____ RECORDS TO PROCESS

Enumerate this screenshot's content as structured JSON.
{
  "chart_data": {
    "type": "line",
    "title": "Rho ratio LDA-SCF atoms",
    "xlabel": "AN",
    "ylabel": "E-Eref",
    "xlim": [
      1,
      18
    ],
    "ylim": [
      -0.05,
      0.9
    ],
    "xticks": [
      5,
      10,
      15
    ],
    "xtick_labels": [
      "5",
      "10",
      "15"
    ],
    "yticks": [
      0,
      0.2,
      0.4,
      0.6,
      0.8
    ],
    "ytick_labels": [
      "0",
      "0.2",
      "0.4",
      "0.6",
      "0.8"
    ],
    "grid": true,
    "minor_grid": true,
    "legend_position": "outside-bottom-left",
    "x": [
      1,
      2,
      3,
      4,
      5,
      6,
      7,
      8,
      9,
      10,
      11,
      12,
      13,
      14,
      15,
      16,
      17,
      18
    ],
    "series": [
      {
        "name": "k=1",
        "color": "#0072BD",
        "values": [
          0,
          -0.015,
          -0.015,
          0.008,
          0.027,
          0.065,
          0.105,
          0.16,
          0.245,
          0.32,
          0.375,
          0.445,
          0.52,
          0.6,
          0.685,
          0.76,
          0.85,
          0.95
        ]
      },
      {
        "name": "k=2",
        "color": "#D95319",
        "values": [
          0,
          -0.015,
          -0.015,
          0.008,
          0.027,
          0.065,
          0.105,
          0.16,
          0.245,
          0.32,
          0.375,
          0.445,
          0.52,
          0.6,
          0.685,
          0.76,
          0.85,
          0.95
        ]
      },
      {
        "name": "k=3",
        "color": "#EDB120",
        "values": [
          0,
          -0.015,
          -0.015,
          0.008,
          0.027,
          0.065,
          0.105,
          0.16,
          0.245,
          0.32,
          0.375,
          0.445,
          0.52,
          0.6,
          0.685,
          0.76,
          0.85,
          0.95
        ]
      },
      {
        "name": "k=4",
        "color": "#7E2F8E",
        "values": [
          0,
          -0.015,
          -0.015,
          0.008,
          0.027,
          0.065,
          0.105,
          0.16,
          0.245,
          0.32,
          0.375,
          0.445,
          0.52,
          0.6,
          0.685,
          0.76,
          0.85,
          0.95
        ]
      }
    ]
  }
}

________

— SET PROBLEM —
Please return the data above exactly as given.

— ANSWER TO THIS PROBLEM —
Enumerate this screenshot's content as structured JSON.
{
  "chart_data": {
    "type": "line",
    "title": "Rho ratio LDA-SCF atoms",
    "xlabel": "AN",
    "ylabel": "E-Eref",
    "xlim": [
      1,
      18
    ],
    "ylim": [
      -0.05,
      0.9
    ],
    "xticks": [
      5,
      10,
      15
    ],
    "xtick_labels": [
      "5",
      "10",
      "15"
    ],
    "yticks": [
      0,
      0.2,
      0.4,
      0.6,
      0.8
    ],
    "ytick_labels": [
      "0",
      "0.2",
      "0.4",
      "0.6",
      "0.8"
    ],
    "grid": true,
    "minor_grid": true,
    "legend_position": "outside-bottom-left",
    "x": [
      1,
      2,
      3,
      4,
      5,
      6,
      7,
      8,
      9,
      10,
      11,
      12,
      13,
      14,
      15,
      16,
      17,
      18
    ],
    "series": [
      {
        "name": "k=1",
        "color": "#0072BD",
        "values": [
          0,
          -0.015,
          -0.015,
          0.008,
          0.027,
          0.065,
          0.105,
          0.16,
          0.245,
          0.32,
          0.375,
          0.445,
          0.52,
          0.6,
          0.685,
          0.76,
          0.85,
          0.95
        ]
      },
      {
        "name": "k=2",
        "color": "#D95319",
        "values": [
          0,
          -0.015,
          -0.015,
          0.008,
          0.027,
          0.065,
          0.105,
          0.16,
          0.245,
          0.32,
          0.375,
          0.445,
          0.52,
          0.6,
          0.685,
          0.76,
          0.85,
          0.95
        ]
      },
      {
        "name": "k=3",
        "color": "#EDB120",
        "values": [
          0,
          -0.015,
          -0.015,
          0.008,
          0.027,
          0.065,
          0.105,
          0.16,
          0.245,
          0.32,
          0.375,
          0.445,
          0.52,
          0.6,
          0.685,
          0.76,
          0.85,
          0.95
        ]
      },
      {
        "name": "k=4",
        "color": "#7E2F8E",
        "values": [
          0,
          -0.015,
          -0.015,
          0.008,
          0.027,
          0.065,
          0.105,
          0.16,
          0.245,
          0.32,
          0.375,
          0.445,
          0.52,
          0.6,
          0.685,
          0.76,
          0.85,
          0.95
        ]
      }
    ]
  }
}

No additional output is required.